• REQUIRED WORK
Repeat every entry in the listing below, exactly.

• ENTRIES PROVIDED
▼

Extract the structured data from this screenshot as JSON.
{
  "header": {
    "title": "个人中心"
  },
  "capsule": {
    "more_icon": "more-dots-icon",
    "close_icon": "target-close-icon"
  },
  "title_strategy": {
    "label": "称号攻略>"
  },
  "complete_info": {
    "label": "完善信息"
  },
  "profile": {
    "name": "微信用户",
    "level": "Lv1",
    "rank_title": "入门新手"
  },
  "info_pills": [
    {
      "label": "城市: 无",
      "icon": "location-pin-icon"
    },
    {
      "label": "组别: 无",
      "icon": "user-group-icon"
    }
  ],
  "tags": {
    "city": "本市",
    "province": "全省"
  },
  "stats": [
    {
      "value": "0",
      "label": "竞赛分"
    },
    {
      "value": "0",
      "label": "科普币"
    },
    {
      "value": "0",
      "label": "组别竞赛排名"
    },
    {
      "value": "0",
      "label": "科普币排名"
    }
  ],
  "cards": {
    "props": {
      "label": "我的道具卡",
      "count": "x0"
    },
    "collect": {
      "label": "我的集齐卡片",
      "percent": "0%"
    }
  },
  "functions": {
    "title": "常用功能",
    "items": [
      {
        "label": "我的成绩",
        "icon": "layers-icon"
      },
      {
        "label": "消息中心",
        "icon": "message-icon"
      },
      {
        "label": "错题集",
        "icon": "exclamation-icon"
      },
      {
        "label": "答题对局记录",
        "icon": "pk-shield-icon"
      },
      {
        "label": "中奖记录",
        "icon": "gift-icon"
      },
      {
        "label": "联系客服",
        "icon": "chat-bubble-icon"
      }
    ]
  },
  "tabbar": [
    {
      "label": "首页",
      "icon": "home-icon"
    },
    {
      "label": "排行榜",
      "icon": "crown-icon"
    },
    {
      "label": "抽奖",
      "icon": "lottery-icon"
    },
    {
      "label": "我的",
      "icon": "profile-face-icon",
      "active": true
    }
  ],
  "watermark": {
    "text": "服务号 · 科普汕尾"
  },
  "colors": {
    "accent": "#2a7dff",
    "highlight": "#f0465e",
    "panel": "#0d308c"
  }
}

▲

• THE REPLY
Extract the structured data from this screenshot as JSON.
{
  "header": {
    "title": "个人中心"
  },
  "capsule": {
    "more_icon": "more-dots-icon",
    "close_icon": "target-close-icon"
  },
  "title_strategy": {
    "label": "称号攻略>"
  },
  "complete_info": {
    "label": "完善信息"
  },
  "profile": {
    "name": "微信用户",
    "level": "Lv1",
    "rank_title": "入门新手"
  },
  "info_pills": [
    {
      "label": "城市: 无",
      "icon": "location-pin-icon"
    },
    {
      "label": "组别: 无",
      "icon": "user-group-icon"
    }
  ],
  "tags": {
    "city": "本市",
    "province": "全省"
  },
  "stats": [
    {
      "value": "0",
      "label": "竞赛分"
    },
    {
      "value": "0",
      "label": "科普币"
    },
    {
      "value": "0",
      "label": "组别竞赛排名"
    },
    {
      "value": "0",
      "label": "科普币排名"
    }
  ],
  "cards": {
    "props": {
      "label": "我的道具卡",
      "count": "x0"
    },
    "collect": {
      "label": "我的集齐卡片",
      "percent": "0%"
    }
  },
  "functions": {
    "title": "常用功能",
    "items": [
      {
        "label": "我的成绩",
        "icon": "layers-icon"
      },
      {
        "label": "消息中心",
        "icon": "message-icon"
      },
      {
        "label": "错题集",
        "icon": "exclamation-icon"
      },
      {
        "label": "答题对局记录",
        "icon": "pk-shield-icon"
      },
      {
        "label": "中奖记录",
        "icon": "gift-icon"
      },
      {
        "label": "联系客服",
        "icon": "chat-bubble-icon"
      }
    ]
  },
  "tabbar": [
    {
      "label": "首页",
      "icon": "home-icon"
    },
    {
      "label": "排行榜",
      "icon": "crown-icon"
    },
    {
      "label": "抽奖",
      "icon": "lottery-icon"
    },
    {
      "label": "我的",
      "icon": "profile-face-icon",
      "active": true
    }
  ],
  "watermark": {
    "text": "服务号 · 科普汕尾"
  },
  "colors": {
    "accent": "#2a7dff",
    "highlight": "#f0465e",
    "panel": "#0d308c"
  }
}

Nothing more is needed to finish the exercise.